>> BEGIN Information supplied

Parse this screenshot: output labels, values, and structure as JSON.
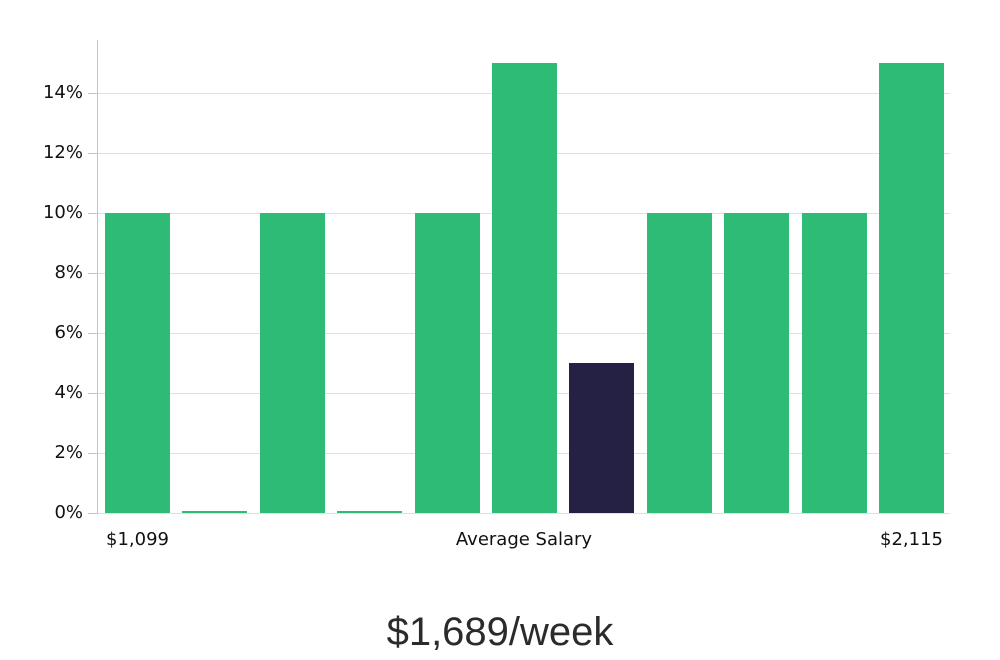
{
  "chart_data": {
    "type": "bar",
    "title": "$1,689/week",
    "title_position": "bottom-center",
    "values": [
      10,
      0,
      10,
      0,
      10,
      15,
      5,
      10,
      10,
      10,
      15
    ],
    "highlight_index": 6,
    "highlight_meaning": "average-salary-bin",
    "y_ticks": [
      0,
      2,
      4,
      6,
      8,
      10,
      12,
      14
    ],
    "y_tick_suffix": "%",
    "ylim": [
      0,
      15.8
    ],
    "grid": true,
    "legend": false,
    "xlabel": "",
    "ylabel": "",
    "x_axis_labels": [
      {
        "text": "$1,099",
        "anchor_bar": 0
      },
      {
        "text": "Average Salary",
        "anchor": "center"
      },
      {
        "text": "$2,115",
        "anchor_bar": 10
      }
    ],
    "colors": {
      "bar": "#2dbb75",
      "highlight_bar": "#252145",
      "gridline": "#e0e0e0",
      "axis": "#c4c4c4",
      "tick_label": "#111111",
      "title": "#2b2b2b"
    }
  }
}
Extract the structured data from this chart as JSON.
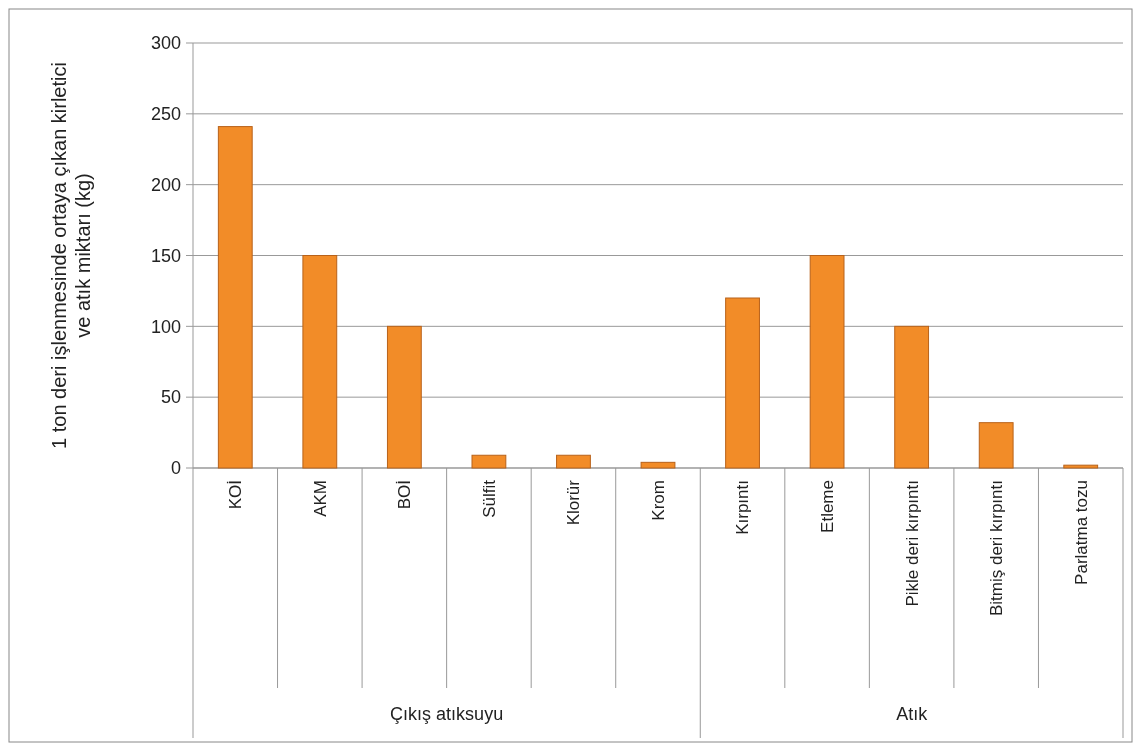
{
  "chart_data": {
    "type": "bar",
    "ylabel": "1 ton deri işlenmesinde ortaya çıkan kirletici ve atık miktarı (kg)",
    "categories": [
      "KOİ",
      "AKM",
      "BOİ",
      "Sülfit",
      "Klorür",
      "Krom",
      "Kırpıntı",
      "Etleme",
      "Pikle deri kırpıntı",
      "Bitmiş deri kırpıntı",
      "Parlatma tozu"
    ],
    "values": [
      241,
      150,
      100,
      9,
      9,
      4,
      120,
      150,
      100,
      32,
      2
    ],
    "color": "#f28c28",
    "ylim": [
      0,
      300
    ],
    "yticks": [
      0,
      50,
      100,
      150,
      200,
      250,
      300
    ],
    "grid": "y",
    "annotations": [
      "Çıkış atıksuyu",
      "Atık"
    ]
  }
}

>> END Information supplied

Your instructions — Look through the entries above. Extract each line with the word "center".

Result of this task —
    "title_position": "bottom-center",
        "anchor": "center"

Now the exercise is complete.